Aim
Copy every line, leaving nothing out and adding nothing.

━━━━━ Entries shown ━━━━━

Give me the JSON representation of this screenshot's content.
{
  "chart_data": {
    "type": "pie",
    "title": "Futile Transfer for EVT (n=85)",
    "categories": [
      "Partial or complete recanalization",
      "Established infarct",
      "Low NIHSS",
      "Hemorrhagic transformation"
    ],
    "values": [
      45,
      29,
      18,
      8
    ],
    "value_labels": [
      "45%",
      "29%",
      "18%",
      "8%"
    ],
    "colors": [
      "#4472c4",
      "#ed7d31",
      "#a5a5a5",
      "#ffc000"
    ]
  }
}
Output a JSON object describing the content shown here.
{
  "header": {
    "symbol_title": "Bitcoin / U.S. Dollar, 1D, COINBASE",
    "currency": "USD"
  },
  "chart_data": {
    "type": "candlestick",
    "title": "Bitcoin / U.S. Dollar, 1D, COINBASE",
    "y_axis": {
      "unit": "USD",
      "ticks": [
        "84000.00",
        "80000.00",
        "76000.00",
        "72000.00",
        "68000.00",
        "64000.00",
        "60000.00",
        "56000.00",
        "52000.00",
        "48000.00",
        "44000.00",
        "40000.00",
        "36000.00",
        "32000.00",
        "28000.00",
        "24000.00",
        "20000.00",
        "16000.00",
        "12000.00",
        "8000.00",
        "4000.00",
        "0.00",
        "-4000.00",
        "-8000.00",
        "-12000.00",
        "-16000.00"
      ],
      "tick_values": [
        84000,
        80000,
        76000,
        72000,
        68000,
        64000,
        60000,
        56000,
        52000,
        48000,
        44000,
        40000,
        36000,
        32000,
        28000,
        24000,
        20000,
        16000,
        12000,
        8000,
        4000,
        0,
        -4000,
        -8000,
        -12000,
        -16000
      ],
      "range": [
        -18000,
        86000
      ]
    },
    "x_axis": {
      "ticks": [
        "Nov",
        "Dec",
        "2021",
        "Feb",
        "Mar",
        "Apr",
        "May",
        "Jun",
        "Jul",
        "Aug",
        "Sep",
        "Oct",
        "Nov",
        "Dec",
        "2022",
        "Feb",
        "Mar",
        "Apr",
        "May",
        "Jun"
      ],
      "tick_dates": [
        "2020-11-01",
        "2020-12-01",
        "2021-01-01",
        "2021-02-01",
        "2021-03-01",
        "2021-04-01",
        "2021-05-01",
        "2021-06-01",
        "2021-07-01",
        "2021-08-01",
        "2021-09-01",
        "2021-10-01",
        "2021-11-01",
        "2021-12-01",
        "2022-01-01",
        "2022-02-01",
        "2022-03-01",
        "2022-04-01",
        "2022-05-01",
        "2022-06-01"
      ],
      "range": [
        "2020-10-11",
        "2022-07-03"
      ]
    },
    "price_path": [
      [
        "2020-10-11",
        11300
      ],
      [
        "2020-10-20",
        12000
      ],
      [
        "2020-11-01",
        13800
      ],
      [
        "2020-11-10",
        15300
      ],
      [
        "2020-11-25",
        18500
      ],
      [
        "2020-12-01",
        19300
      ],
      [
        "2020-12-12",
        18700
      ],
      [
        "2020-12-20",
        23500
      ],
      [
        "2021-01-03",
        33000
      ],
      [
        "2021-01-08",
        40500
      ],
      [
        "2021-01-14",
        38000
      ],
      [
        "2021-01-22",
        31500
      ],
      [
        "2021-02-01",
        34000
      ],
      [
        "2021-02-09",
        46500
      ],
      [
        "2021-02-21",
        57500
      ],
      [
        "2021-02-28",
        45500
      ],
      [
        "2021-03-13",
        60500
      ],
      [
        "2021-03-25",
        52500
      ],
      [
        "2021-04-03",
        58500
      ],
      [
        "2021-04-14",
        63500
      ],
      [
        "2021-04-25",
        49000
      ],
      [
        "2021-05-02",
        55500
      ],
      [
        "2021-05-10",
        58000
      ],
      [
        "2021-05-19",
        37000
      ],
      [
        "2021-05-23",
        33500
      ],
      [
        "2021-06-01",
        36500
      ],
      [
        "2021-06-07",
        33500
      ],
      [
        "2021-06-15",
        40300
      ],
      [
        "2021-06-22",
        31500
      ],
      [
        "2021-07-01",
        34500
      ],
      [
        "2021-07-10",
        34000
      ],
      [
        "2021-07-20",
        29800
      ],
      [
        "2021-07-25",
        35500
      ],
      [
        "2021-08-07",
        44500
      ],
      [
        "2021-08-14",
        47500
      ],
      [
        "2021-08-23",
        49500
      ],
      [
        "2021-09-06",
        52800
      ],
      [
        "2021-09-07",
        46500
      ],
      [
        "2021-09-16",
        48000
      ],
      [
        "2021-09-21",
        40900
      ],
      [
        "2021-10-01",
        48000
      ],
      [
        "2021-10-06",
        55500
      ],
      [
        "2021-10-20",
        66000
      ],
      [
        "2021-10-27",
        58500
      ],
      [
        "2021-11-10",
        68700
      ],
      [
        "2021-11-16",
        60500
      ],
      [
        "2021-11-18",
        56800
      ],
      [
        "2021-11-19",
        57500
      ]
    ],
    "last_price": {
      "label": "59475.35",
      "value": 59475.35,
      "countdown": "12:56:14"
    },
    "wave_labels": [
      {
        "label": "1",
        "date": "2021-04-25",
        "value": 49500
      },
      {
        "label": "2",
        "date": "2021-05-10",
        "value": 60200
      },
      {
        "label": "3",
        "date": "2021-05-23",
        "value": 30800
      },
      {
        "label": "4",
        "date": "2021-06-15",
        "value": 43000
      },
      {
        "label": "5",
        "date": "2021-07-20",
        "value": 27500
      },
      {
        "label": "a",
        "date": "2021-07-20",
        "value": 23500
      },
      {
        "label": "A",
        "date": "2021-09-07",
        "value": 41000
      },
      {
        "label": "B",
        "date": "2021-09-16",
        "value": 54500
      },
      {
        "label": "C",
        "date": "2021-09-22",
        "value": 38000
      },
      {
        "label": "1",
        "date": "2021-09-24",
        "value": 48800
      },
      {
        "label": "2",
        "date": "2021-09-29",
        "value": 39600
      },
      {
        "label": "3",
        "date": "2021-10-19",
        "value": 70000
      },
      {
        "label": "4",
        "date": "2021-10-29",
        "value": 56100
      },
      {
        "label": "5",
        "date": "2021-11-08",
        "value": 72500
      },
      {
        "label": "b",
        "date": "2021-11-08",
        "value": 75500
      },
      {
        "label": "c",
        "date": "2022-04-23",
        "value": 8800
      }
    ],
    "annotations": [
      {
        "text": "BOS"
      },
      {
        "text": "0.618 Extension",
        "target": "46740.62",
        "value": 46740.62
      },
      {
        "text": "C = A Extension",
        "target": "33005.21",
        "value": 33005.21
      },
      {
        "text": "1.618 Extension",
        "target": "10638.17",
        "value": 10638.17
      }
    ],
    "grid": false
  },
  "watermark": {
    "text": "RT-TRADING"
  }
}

━━━━━

Response to this exercise
Give me the JSON representation of this screenshot's content.
{
  "chart_data": {
    "type": "pie",
    "title": "Futile Transfer for EVT (n=85)",
    "categories": [
      "Partial or complete recanalization",
      "Established infarct",
      "Low NIHSS",
      "Hemorrhagic transformation"
    ],
    "values": [
      45,
      29,
      18,
      8
    ],
    "value_labels": [
      "45%",
      "29%",
      "18%",
      "8%"
    ],
    "colors": [
      "#4472c4",
      "#ed7d31",
      "#a5a5a5",
      "#ffc000"
    ]
  }
}
Output a JSON object describing the content shown here.
{
  "header": {
    "symbol_title": "Bitcoin / U.S. Dollar, 1D, COINBASE",
    "currency": "USD"
  },
  "chart_data": {
    "type": "candlestick",
    "title": "Bitcoin / U.S. Dollar, 1D, COINBASE",
    "y_axis": {
      "unit": "USD",
      "ticks": [
        "84000.00",
        "80000.00",
        "76000.00",
        "72000.00",
        "68000.00",
        "64000.00",
        "60000.00",
        "56000.00",
        "52000.00",
        "48000.00",
        "44000.00",
        "40000.00",
        "36000.00",
        "32000.00",
        "28000.00",
        "24000.00",
        "20000.00",
        "16000.00",
        "12000.00",
        "8000.00",
        "4000.00",
        "0.00",
        "-4000.00",
        "-8000.00",
        "-12000.00",
        "-16000.00"
      ],
      "tick_values": [
        84000,
        80000,
        76000,
        72000,
        68000,
        64000,
        60000,
        56000,
        52000,
        48000,
        44000,
        40000,
        36000,
        32000,
        28000,
        24000,
        20000,
        16000,
        12000,
        8000,
        4000,
        0,
        -4000,
        -8000,
        -12000,
        -16000
      ],
      "range": [
        -18000,
        86000
      ]
    },
    "x_axis": {
      "ticks": [
        "Nov",
        "Dec",
        "2021",
        "Feb",
        "Mar",
        "Apr",
        "May",
        "Jun",
        "Jul",
        "Aug",
        "Sep",
        "Oct",
        "Nov",
        "Dec",
        "2022",
        "Feb",
        "Mar",
        "Apr",
        "May",
        "Jun"
      ],
      "tick_dates": [
        "2020-11-01",
        "2020-12-01",
        "2021-01-01",
        "2021-02-01",
        "2021-03-01",
        "2021-04-01",
        "2021-05-01",
        "2021-06-01",
        "2021-07-01",
        "2021-08-01",
        "2021-09-01",
        "2021-10-01",
        "2021-11-01",
        "2021-12-01",
        "2022-01-01",
        "2022-02-01",
        "2022-03-01",
        "2022-04-01",
        "2022-05-01",
        "2022-06-01"
      ],
      "range": [
        "2020-10-11",
        "2022-07-03"
      ]
    },
    "price_path": [
      [
        "2020-10-11",
        11300
      ],
      [
        "2020-10-20",
        12000
      ],
      [
        "2020-11-01",
        13800
      ],
      [
        "2020-11-10",
        15300
      ],
      [
        "2020-11-25",
        18500
      ],
      [
        "2020-12-01",
        19300
      ],
      [
        "2020-12-12",
        18700
      ],
      [
        "2020-12-20",
        23500
      ],
      [
        "2021-01-03",
        33000
      ],
      [
        "2021-01-08",
        40500
      ],
      [
        "2021-01-14",
        38000
      ],
      [
        "2021-01-22",
        31500
      ],
      [
        "2021-02-01",
        34000
      ],
      [
        "2021-02-09",
        46500
      ],
      [
        "2021-02-21",
        57500
      ],
      [
        "2021-02-28",
        45500
      ],
      [
        "2021-03-13",
        60500
      ],
      [
        "2021-03-25",
        52500
      ],
      [
        "2021-04-03",
        58500
      ],
      [
        "2021-04-14",
        63500
      ],
      [
        "2021-04-25",
        49000
      ],
      [
        "2021-05-02",
        55500
      ],
      [
        "2021-05-10",
        58000
      ],
      [
        "2021-05-19",
        37000
      ],
      [
        "2021-05-23",
        33500
      ],
      [
        "2021-06-01",
        36500
      ],
      [
        "2021-06-07",
        33500
      ],
      [
        "2021-06-15",
        40300
      ],
      [
        "2021-06-22",
        31500
      ],
      [
        "2021-07-01",
        34500
      ],
      [
        "2021-07-10",
        34000
      ],
      [
        "2021-07-20",
        29800
      ],
      [
        "2021-07-25",
        35500
      ],
      [
        "2021-08-07",
        44500
      ],
      [
        "2021-08-14",
        47500
      ],
      [
        "2021-08-23",
        49500
      ],
      [
        "2021-09-06",
        52800
      ],
      [
        "2021-09-07",
        46500
      ],
      [
        "2021-09-16",
        48000
      ],
      [
        "2021-09-21",
        40900
      ],
      [
        "2021-10-01",
        48000
      ],
      [
        "2021-10-06",
        55500
      ],
      [
        "2021-10-20",
        66000
      ],
      [
        "2021-10-27",
        58500
      ],
      [
        "2021-11-10",
        68700
      ],
      [
        "2021-11-16",
        60500
      ],
      [
        "2021-11-18",
        56800
      ],
      [
        "2021-11-19",
        57500
      ]
    ],
    "last_price": {
      "label": "59475.35",
      "value": 59475.35,
      "countdown": "12:56:14"
    },
    "wave_labels": [
      {
        "label": "1",
        "date": "2021-04-25",
        "value": 49500
      },
      {
        "label": "2",
        "date": "2021-05-10",
        "value": 60200
      },
      {
        "label": "3",
        "date": "2021-05-23",
        "value": 30800
      },
      {
        "label": "4",
        "date": "2021-06-15",
        "value": 43000
      },
      {
        "label": "5",
        "date": "2021-07-20",
        "value": 27500
      },
      {
        "label": "a",
        "date": "2021-07-20",
        "value": 23500
      },
      {
        "label": "A",
        "date": "2021-09-07",
        "value": 41000
      },
      {
        "label": "B",
        "date": "2021-09-16",
        "value": 54500
      },
      {
        "label": "C",
        "date": "2021-09-22",
        "value": 38000
      },
      {
        "label": "1",
        "date": "2021-09-24",
        "value": 48800
      },
      {
        "label": "2",
        "date": "2021-09-29",
        "value": 39600
      },
      {
        "label": "3",
        "date": "2021-10-19",
        "value": 70000
      },
      {
        "label": "4",
        "date": "2021-10-29",
        "value": 56100
      },
      {
        "label": "5",
        "date": "2021-11-08",
        "value": 72500
      },
      {
        "label": "b",
        "date": "2021-11-08",
        "value": 75500
      },
      {
        "label": "c",
        "date": "2022-04-23",
        "value": 8800
      }
    ],
    "annotations": [
      {
        "text": "BOS"
      },
      {
        "text": "0.618 Extension",
        "target": "46740.62",
        "value": 46740.62
      },
      {
        "text": "C = A Extension",
        "target": "33005.21",
        "value": 33005.21
      },
      {
        "text": "1.618 Extension",
        "target": "10638.17",
        "value": 10638.17
      }
    ],
    "grid": false
  },
  "watermark": {
    "text": "RT-TRADING"
  }
}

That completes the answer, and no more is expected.